* EXERCISE:
Identify every line in the records below that contains the word "Disk", and reproduce each one.
>>
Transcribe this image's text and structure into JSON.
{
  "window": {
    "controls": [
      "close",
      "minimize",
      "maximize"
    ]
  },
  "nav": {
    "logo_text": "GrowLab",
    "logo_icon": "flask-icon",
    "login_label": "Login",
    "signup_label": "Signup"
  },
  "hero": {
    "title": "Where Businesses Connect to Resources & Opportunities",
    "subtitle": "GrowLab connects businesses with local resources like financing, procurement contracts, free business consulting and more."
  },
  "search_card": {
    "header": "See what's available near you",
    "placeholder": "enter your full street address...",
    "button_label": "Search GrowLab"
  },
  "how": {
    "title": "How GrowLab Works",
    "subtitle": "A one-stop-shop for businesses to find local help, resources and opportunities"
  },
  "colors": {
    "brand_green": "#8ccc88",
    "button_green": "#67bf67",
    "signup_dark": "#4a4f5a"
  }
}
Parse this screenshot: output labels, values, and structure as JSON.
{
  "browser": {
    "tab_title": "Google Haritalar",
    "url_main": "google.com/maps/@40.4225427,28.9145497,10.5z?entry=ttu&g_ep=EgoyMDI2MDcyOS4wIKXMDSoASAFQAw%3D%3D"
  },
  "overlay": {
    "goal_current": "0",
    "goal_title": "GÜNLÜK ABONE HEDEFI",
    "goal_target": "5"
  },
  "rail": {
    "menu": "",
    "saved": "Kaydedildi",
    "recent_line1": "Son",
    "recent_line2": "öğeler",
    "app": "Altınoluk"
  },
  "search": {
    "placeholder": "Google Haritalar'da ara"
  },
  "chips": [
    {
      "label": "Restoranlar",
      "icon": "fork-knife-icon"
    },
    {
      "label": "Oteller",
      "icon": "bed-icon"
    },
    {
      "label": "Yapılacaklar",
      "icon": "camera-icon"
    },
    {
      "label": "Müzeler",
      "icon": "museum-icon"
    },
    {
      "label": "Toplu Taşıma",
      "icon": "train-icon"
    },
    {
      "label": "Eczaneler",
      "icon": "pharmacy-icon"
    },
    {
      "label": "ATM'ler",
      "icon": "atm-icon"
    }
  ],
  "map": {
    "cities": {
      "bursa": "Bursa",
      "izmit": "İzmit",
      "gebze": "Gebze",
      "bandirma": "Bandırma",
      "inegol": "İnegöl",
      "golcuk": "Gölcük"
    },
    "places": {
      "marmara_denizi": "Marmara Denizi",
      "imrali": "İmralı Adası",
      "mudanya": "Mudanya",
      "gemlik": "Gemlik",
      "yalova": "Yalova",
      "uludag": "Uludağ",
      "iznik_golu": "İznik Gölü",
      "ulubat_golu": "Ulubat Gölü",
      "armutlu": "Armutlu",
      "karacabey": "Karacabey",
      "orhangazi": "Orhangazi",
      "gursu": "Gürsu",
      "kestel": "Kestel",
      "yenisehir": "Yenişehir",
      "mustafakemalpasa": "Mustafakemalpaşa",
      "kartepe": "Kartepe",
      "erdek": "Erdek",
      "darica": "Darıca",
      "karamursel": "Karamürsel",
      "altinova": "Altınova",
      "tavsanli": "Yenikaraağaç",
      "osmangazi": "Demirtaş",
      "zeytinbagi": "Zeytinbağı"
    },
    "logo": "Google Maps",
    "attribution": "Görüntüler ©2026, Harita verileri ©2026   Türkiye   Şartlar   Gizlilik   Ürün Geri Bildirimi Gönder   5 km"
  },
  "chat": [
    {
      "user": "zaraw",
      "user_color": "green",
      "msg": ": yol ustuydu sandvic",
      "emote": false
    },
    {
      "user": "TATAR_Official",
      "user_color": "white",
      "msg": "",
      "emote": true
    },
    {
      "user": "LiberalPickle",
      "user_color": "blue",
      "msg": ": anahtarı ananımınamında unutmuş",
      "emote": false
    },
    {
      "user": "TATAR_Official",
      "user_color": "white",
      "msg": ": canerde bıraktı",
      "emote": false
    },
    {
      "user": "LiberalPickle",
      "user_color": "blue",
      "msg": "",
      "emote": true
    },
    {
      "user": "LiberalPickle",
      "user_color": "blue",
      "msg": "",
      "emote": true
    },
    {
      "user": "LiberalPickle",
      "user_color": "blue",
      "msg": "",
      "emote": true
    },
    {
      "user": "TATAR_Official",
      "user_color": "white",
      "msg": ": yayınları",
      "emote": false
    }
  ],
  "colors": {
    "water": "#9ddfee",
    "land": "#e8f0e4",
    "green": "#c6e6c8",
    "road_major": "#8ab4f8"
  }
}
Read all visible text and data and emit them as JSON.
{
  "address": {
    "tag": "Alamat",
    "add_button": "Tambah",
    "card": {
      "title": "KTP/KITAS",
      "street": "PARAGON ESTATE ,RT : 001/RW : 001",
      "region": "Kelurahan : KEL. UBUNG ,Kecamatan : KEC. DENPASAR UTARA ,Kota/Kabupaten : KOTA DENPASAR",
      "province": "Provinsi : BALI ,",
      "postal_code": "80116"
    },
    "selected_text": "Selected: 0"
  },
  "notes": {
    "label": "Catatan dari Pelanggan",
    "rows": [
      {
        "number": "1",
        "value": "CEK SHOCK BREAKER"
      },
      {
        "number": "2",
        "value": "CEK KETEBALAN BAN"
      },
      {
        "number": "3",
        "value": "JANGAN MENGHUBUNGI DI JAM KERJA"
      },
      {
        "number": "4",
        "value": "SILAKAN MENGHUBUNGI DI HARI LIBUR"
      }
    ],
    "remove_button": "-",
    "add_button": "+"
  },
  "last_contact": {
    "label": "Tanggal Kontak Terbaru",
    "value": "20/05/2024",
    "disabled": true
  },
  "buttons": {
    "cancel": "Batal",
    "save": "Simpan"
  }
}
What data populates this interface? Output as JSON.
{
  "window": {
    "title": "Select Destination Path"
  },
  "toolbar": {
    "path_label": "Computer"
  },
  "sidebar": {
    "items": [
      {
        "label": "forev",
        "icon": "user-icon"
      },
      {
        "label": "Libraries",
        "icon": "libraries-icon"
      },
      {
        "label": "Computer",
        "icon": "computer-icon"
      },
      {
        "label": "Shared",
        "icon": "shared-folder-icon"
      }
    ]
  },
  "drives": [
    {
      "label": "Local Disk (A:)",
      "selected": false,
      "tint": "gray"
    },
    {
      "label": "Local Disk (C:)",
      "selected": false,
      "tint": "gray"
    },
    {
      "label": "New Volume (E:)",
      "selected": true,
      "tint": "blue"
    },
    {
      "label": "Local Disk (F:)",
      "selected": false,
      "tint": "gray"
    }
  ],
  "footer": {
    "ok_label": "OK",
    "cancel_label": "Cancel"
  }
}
<<
* OUTPUT BELOW:
      "label": "Local Disk (A:)",
      "label": "Local Disk (C:)",
      "label": "Local Disk (F:)",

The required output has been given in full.